▸ To be done: Below is a listing; write it out exactly and drop any images from it.

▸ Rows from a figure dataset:
________________________

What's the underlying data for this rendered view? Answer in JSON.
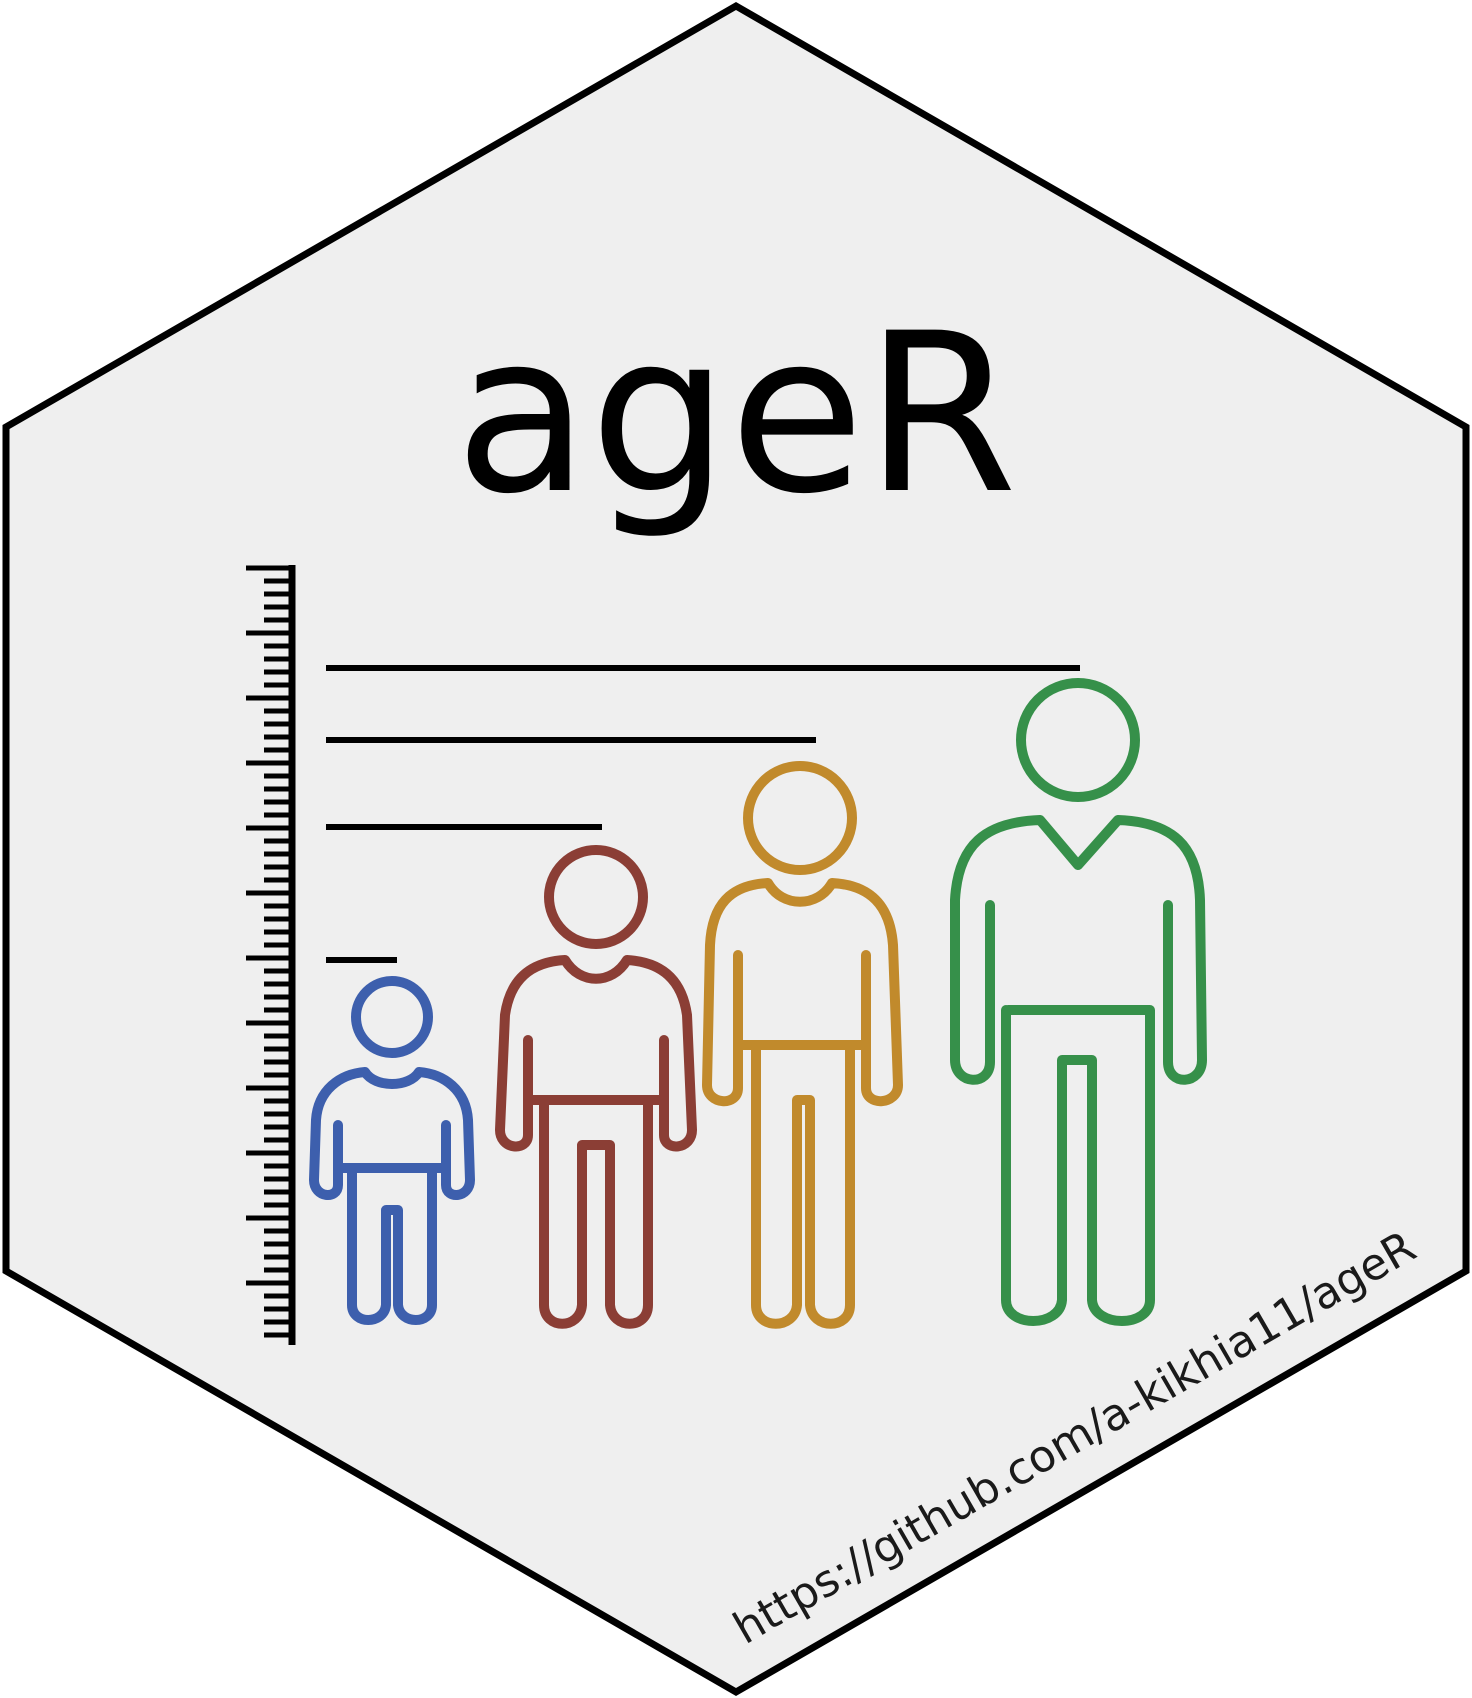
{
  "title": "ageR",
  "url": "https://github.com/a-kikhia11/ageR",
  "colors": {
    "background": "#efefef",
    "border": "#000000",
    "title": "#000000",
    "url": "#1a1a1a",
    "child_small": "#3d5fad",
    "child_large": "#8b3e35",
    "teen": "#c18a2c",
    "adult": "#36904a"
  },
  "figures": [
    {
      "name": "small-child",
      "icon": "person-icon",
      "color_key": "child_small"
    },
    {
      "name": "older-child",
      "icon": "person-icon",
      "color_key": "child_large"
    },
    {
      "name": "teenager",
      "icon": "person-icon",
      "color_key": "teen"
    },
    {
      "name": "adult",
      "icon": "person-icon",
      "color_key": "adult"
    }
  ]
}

________________________

▸ Output of the task:
What's the underlying data for this rendered view? Answer in JSON.
{
  "title": "ageR",
  "url": "https://github.com/a-kikhia11/ageR",
  "colors": {
    "background": "#efefef",
    "border": "#000000",
    "title": "#000000",
    "url": "#1a1a1a",
    "child_small": "#3d5fad",
    "child_large": "#8b3e35",
    "teen": "#c18a2c",
    "adult": "#36904a"
  },
  "figures": [
    {
      "name": "small-child",
      "icon": "person-icon",
      "color_key": "child_small"
    },
    {
      "name": "older-child",
      "icon": "person-icon",
      "color_key": "child_large"
    },
    {
      "name": "teenager",
      "icon": "person-icon",
      "color_key": "teen"
    },
    {
      "name": "adult",
      "icon": "person-icon",
      "color_key": "adult"
    }
  ]
}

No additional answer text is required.